* **What the task asks**
Below are some records. Copy every line in them that holds "consommation".

* **Excerpted data**

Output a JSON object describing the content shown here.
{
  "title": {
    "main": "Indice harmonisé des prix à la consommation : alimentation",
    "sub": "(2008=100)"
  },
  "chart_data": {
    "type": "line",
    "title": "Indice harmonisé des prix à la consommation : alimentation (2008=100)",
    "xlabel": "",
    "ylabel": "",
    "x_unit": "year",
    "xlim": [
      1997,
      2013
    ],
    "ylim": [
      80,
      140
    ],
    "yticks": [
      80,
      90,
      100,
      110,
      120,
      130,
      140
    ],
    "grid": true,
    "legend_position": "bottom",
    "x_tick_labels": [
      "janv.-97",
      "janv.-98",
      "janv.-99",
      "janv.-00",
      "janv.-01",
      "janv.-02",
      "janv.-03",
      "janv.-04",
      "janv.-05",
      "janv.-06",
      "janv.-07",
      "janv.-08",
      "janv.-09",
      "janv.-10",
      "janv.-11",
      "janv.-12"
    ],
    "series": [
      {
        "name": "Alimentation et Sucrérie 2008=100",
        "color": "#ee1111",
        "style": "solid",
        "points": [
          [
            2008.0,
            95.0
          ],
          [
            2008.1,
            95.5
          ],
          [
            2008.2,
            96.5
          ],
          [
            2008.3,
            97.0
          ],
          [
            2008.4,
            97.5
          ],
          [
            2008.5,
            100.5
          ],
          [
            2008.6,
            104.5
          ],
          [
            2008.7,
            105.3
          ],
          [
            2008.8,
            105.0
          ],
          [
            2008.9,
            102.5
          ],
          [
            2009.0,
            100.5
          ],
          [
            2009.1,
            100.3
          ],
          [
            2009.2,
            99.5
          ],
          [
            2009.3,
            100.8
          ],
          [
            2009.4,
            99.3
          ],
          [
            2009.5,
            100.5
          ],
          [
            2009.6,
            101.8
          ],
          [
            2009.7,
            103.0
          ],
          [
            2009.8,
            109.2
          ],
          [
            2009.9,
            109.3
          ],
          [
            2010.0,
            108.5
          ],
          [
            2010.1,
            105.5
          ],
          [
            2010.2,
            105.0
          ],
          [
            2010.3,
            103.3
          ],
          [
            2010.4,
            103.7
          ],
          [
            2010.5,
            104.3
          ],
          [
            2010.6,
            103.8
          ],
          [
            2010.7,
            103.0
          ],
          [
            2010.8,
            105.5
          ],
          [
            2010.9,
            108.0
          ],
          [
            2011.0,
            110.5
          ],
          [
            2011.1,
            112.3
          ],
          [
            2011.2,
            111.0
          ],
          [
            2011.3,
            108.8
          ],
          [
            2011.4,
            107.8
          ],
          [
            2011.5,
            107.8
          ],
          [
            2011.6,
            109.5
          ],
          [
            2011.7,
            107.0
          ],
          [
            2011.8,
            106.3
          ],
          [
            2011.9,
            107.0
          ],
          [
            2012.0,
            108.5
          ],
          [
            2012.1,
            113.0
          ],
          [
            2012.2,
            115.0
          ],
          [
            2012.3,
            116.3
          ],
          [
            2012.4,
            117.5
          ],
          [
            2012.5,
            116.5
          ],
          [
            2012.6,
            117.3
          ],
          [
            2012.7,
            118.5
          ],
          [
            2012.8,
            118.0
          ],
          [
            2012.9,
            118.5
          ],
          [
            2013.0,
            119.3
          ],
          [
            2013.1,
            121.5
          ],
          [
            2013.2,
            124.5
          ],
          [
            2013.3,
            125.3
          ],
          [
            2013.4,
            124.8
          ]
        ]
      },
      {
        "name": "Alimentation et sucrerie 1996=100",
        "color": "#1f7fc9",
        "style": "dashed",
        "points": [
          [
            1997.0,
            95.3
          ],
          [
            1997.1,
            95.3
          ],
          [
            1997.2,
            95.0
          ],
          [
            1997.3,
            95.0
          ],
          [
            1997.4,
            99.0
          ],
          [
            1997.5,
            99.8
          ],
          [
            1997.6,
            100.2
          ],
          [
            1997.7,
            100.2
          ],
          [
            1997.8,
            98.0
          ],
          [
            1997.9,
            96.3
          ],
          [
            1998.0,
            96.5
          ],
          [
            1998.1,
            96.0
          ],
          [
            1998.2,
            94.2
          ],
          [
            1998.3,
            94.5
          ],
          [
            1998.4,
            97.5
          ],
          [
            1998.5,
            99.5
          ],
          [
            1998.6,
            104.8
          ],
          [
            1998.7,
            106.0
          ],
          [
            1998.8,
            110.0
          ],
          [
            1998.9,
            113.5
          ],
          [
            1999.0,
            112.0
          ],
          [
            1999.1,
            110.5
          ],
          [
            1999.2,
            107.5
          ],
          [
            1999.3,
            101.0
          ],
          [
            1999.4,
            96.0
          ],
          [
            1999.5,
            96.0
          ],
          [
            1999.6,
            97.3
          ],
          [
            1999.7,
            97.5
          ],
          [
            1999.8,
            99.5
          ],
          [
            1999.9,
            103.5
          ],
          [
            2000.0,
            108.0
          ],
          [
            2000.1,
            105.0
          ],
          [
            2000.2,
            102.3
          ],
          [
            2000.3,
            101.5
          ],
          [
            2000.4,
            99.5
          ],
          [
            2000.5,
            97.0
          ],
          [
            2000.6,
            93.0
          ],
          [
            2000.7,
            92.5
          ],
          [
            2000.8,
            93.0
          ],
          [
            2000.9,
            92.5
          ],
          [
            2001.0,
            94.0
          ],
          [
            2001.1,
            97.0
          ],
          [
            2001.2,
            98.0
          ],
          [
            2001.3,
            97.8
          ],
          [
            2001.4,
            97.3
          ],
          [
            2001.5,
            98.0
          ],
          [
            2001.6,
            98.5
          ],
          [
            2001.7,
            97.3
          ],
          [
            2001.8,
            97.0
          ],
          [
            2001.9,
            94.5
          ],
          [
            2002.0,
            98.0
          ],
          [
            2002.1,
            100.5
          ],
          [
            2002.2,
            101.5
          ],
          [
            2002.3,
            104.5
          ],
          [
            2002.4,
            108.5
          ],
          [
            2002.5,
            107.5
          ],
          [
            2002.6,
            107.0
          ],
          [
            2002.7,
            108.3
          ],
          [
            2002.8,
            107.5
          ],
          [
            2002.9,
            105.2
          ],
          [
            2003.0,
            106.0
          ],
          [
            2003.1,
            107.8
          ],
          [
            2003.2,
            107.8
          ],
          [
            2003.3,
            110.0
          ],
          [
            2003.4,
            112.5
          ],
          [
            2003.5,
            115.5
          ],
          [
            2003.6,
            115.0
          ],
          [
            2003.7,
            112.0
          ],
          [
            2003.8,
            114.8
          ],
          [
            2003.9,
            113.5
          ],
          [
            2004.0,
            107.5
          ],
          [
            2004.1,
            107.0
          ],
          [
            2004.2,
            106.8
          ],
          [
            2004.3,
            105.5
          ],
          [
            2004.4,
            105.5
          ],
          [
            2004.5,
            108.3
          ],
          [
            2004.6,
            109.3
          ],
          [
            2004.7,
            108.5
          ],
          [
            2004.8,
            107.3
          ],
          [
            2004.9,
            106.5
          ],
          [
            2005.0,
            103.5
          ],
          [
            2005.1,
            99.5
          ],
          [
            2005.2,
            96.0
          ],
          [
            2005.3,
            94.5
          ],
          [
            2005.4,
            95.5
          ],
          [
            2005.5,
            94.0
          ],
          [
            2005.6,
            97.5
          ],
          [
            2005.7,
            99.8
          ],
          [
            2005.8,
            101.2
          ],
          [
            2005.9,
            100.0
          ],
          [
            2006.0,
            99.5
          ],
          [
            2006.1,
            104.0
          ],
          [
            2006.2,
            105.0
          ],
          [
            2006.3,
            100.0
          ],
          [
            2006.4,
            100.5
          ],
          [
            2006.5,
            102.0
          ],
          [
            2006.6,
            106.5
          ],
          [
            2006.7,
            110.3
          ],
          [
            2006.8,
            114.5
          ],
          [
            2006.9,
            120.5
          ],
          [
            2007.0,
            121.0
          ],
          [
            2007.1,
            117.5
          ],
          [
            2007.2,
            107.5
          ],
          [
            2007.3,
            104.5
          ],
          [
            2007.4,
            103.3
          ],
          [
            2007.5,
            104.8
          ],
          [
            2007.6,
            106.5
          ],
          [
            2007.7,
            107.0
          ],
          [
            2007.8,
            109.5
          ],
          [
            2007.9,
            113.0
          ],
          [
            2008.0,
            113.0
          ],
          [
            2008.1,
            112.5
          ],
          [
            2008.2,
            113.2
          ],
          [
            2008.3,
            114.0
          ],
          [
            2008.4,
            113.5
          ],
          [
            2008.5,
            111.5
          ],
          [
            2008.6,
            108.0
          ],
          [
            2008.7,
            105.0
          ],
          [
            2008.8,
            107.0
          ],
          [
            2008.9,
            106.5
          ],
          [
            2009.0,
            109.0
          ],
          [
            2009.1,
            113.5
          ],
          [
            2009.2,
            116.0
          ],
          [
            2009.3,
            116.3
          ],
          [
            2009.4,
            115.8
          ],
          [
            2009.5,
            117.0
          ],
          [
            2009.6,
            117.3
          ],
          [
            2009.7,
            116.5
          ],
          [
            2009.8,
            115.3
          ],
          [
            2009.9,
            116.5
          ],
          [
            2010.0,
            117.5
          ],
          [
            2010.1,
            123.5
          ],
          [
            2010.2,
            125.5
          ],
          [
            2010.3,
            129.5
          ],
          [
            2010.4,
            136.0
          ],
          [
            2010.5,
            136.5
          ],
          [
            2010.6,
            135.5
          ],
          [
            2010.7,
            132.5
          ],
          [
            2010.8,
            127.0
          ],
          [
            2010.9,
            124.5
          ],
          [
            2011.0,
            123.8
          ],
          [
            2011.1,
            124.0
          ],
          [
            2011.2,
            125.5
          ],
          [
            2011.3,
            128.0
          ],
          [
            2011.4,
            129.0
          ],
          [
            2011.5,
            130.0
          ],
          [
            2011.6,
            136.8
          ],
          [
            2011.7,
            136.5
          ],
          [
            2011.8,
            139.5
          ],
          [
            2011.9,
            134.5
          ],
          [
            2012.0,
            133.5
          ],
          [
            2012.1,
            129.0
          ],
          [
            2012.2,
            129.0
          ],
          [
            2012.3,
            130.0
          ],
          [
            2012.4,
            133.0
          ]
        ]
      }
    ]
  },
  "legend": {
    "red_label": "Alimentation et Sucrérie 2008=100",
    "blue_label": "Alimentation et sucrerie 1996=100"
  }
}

* **Solution for this task**
    "main": "Indice harmonisé des prix à la consommation : alimentation",
    "title": "Indice harmonisé des prix à la consommation : alimentation (2008=100)",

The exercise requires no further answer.